● TASK DETAILS: Please return the lines below as a JSON list of strings, one string per line, with blank lines left out.

● EXTRACTED INFORMATION:
:::::
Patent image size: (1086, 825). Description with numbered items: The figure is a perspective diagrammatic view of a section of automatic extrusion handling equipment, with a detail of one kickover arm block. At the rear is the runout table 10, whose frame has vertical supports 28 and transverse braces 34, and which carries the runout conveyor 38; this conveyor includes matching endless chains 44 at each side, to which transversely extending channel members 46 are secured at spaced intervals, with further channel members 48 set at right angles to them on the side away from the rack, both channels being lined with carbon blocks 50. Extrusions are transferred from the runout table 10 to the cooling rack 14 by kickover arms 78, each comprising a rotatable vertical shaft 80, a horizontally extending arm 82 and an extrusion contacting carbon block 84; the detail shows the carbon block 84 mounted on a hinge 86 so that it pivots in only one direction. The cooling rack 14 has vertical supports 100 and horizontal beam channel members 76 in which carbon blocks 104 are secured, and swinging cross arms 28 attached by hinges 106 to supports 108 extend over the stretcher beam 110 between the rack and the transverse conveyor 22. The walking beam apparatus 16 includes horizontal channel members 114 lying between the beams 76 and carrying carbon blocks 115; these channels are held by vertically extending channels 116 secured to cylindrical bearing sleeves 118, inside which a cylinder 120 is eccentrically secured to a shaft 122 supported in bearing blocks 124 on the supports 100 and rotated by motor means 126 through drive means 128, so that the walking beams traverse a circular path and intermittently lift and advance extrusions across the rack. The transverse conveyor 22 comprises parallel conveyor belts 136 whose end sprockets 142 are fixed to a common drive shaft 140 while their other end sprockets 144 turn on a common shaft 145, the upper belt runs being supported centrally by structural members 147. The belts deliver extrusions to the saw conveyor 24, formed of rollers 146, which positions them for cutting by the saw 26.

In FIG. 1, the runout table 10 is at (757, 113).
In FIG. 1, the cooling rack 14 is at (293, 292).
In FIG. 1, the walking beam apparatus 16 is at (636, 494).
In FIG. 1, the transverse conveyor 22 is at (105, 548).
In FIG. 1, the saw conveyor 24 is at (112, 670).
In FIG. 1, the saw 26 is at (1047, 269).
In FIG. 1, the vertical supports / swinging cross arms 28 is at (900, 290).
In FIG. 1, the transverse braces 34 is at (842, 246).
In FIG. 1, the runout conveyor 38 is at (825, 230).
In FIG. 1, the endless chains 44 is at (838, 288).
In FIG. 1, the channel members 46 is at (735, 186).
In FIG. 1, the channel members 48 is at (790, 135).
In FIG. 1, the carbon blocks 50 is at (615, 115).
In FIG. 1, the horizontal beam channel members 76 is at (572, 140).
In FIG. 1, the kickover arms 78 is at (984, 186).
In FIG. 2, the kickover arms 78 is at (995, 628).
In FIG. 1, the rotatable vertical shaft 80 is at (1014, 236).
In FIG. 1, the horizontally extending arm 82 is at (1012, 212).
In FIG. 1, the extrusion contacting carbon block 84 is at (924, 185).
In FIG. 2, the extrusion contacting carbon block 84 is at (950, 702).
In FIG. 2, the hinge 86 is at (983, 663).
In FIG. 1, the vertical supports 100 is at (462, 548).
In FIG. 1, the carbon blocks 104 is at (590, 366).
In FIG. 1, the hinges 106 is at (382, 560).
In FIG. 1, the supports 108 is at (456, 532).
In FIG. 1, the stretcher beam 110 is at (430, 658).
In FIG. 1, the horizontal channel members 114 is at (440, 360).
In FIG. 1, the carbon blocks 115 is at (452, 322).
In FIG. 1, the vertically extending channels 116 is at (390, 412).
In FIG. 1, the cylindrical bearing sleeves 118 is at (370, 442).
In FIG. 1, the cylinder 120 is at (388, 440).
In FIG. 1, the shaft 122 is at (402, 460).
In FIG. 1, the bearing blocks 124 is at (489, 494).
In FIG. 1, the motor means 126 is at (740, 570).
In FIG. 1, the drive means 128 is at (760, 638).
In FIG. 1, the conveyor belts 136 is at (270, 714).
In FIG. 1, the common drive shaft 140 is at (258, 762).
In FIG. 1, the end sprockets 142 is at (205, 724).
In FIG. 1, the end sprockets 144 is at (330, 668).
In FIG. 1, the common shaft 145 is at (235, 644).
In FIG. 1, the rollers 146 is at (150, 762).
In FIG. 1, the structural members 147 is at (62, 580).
:::::
● SOLVED PROBLEM:
[
  "Patent image size: (1086, 825). Description with numbered items: The figure is a perspective diagrammatic view of a section of automatic extrusion handling equipment, with a detail of one kickover arm block. At the rear is the runout table 10, whose frame has vertical supports 28 and transverse braces 34, and which carries the runout conveyor 38; this conveyor includes matching endless chains 44 at each side, to which transversely extending channel members 46 are secured at spaced intervals, with further channel members 48 set at right angles to them on the side away from the rack, both channels being lined with carbon blocks 50. Extrusions are transferred from the runout table 10 to the cooling rack 14 by kickover arms 78, each comprising a rotatable vertical shaft 80, a horizontally extending arm 82 and an extrusion contacting carbon block 84; the detail shows the carbon block 84 mounted on a hinge 86 so that it pivots in only one direction. The cooling rack 14 has vertical supports 100 and horizontal beam channel members 76 in which carbon blocks 104 are secured, and swinging cross arms 28 attached by hinges 106 to supports 108 extend over the stretcher beam 110 between the rack and the transverse conveyor 22. The walking beam apparatus 16 includes horizontal channel members 114 lying between the beams 76 and carrying carbon blocks 115; these channels are held by vertically extending channels 116 secured to cylindrical bearing sleeves 118, inside which a cylinder 120 is eccentrically secured to a shaft 122 supported in bearing blocks 124 on the supports 100 and rotated by motor means 126 through drive means 128, so that the walking beams traverse a circular path and intermittently lift and advance extrusions across the rack. The transverse conveyor 22 comprises parallel conveyor belts 136 whose end sprockets 142 are fixed to a common drive shaft 140 while their other end sprockets 144 turn on a common shaft 145, the upper belt runs being supported centrally by structural members 147. The belts deliver extrusions to the saw conveyor 24, formed of rollers 146, which positions them for cutting by the saw 26.",
  "In FIG. 1, the runout table 10 is at (757, 113).",
  "In FIG. 1, the cooling rack 14 is at (293, 292).",
  "In FIG. 1, the walking beam apparatus 16 is at (636, 494).",
  "In FIG. 1, the transverse conveyor 22 is at (105, 548).",
  "In FIG. 1, the saw conveyor 24 is at (112, 670).",
  "In FIG. 1, the saw 26 is at (1047, 269).",
  "In FIG. 1, the vertical supports / swinging cross arms 28 is at (900, 290).",
  "In FIG. 1, the transverse braces 34 is at (842, 246).",
  "In FIG. 1, the runout conveyor 38 is at (825, 230).",
  "In FIG. 1, the endless chains 44 is at (838, 288).",
  "In FIG. 1, the channel members 46 is at (735, 186).",
  "In FIG. 1, the channel members 48 is at (790, 135).",
  "In FIG. 1, the carbon blocks 50 is at (615, 115).",
  "In FIG. 1, the horizontal beam channel members 76 is at (572, 140).",
  "In FIG. 1, the kickover arms 78 is at (984, 186).",
  "In FIG. 2, the kickover arms 78 is at (995, 628).",
  "In FIG. 1, the rotatable vertical shaft 80 is at (1014, 236).",
  "In FIG. 1, the horizontally extending arm 82 is at (1012, 212).",
  "In FIG. 1, the extrusion contacting carbon block 84 is at (924, 185).",
  "In FIG. 2, the extrusion contacting carbon block 84 is at (950, 702).",
  "In FIG. 2, the hinge 86 is at (983, 663).",
  "In FIG. 1, the vertical supports 100 is at (462, 548).",
  "In FIG. 1, the carbon blocks 104 is at (590, 366).",
  "In FIG. 1, the hinges 106 is at (382, 560).",
  "In FIG. 1, the supports 108 is at (456, 532).",
  "In FIG. 1, the stretcher beam 110 is at (430, 658).",
  "In FIG. 1, the horizontal channel members 114 is at (440, 360).",
  "In FIG. 1, the carbon blocks 115 is at (452, 322).",
  "In FIG. 1, the vertically extending channels 116 is at (390, 412).",
  "In FIG. 1, the cylindrical bearing sleeves 118 is at (370, 442).",
  "In FIG. 1, the cylinder 120 is at (388, 440).",
  "In FIG. 1, the shaft 122 is at (402, 460).",
  "In FIG. 1, the bearing blocks 124 is at (489, 494).",
  "In FIG. 1, the motor means 126 is at (740, 570).",
  "In FIG. 1, the drive means 128 is at (760, 638).",
  "In FIG. 1, the conveyor belts 136 is at (270, 714).",
  "In FIG. 1, the common drive shaft 140 is at (258, 762).",
  "In FIG. 1, the end sprockets 142 is at (205, 724).",
  "In FIG. 1, the end sprockets 144 is at (330, 668).",
  "In FIG. 1, the common shaft 145 is at (235, 644).",
  "In FIG. 1, the rollers 146 is at (150, 762).",
  "In FIG. 1, the structural members 147 is at (62, 580)."
]